# EXTRACTED RECORDS start

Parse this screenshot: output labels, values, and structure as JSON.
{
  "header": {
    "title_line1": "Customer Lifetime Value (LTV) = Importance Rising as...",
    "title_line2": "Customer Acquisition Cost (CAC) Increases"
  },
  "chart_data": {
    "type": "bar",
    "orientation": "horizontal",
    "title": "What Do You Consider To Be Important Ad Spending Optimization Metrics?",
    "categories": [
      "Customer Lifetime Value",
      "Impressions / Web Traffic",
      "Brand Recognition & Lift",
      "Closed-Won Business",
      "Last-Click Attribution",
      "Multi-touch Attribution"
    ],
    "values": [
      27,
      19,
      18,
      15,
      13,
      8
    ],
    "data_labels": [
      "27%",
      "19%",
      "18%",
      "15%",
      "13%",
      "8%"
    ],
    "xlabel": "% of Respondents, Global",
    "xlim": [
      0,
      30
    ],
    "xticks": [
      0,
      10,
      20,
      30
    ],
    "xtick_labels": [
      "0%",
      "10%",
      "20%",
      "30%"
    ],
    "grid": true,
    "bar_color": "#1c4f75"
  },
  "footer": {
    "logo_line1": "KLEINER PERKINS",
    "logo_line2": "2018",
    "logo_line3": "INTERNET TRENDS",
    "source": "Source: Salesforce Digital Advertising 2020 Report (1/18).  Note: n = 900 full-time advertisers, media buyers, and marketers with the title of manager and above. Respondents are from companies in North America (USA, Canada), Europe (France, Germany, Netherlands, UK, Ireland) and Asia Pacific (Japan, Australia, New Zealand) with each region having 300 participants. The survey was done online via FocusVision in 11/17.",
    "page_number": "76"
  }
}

# EXTRACTED RECORDS end

**STATED GOAL**
Copy the material above, line for line.

**THE RESULT**
Parse this screenshot: output labels, values, and structure as JSON.
{
  "header": {
    "title_line1": "Customer Lifetime Value (LTV) = Importance Rising as...",
    "title_line2": "Customer Acquisition Cost (CAC) Increases"
  },
  "chart_data": {
    "type": "bar",
    "orientation": "horizontal",
    "title": "What Do You Consider To Be Important Ad Spending Optimization Metrics?",
    "categories": [
      "Customer Lifetime Value",
      "Impressions / Web Traffic",
      "Brand Recognition & Lift",
      "Closed-Won Business",
      "Last-Click Attribution",
      "Multi-touch Attribution"
    ],
    "values": [
      27,
      19,
      18,
      15,
      13,
      8
    ],
    "data_labels": [
      "27%",
      "19%",
      "18%",
      "15%",
      "13%",
      "8%"
    ],
    "xlabel": "% of Respondents, Global",
    "xlim": [
      0,
      30
    ],
    "xticks": [
      0,
      10,
      20,
      30
    ],
    "xtick_labels": [
      "0%",
      "10%",
      "20%",
      "30%"
    ],
    "grid": true,
    "bar_color": "#1c4f75"
  },
  "footer": {
    "logo_line1": "KLEINER PERKINS",
    "logo_line2": "2018",
    "logo_line3": "INTERNET TRENDS",
    "source": "Source: Salesforce Digital Advertising 2020 Report (1/18).  Note: n = 900 full-time advertisers, media buyers, and marketers with the title of manager and above. Respondents are from companies in North America (USA, Canada), Europe (France, Germany, Netherlands, UK, Ireland) and Asia Pacific (Japan, Australia, New Zealand) with each region having 300 participants. The survey was done online via FocusVision in 11/17.",
    "page_number": "76"
  }
}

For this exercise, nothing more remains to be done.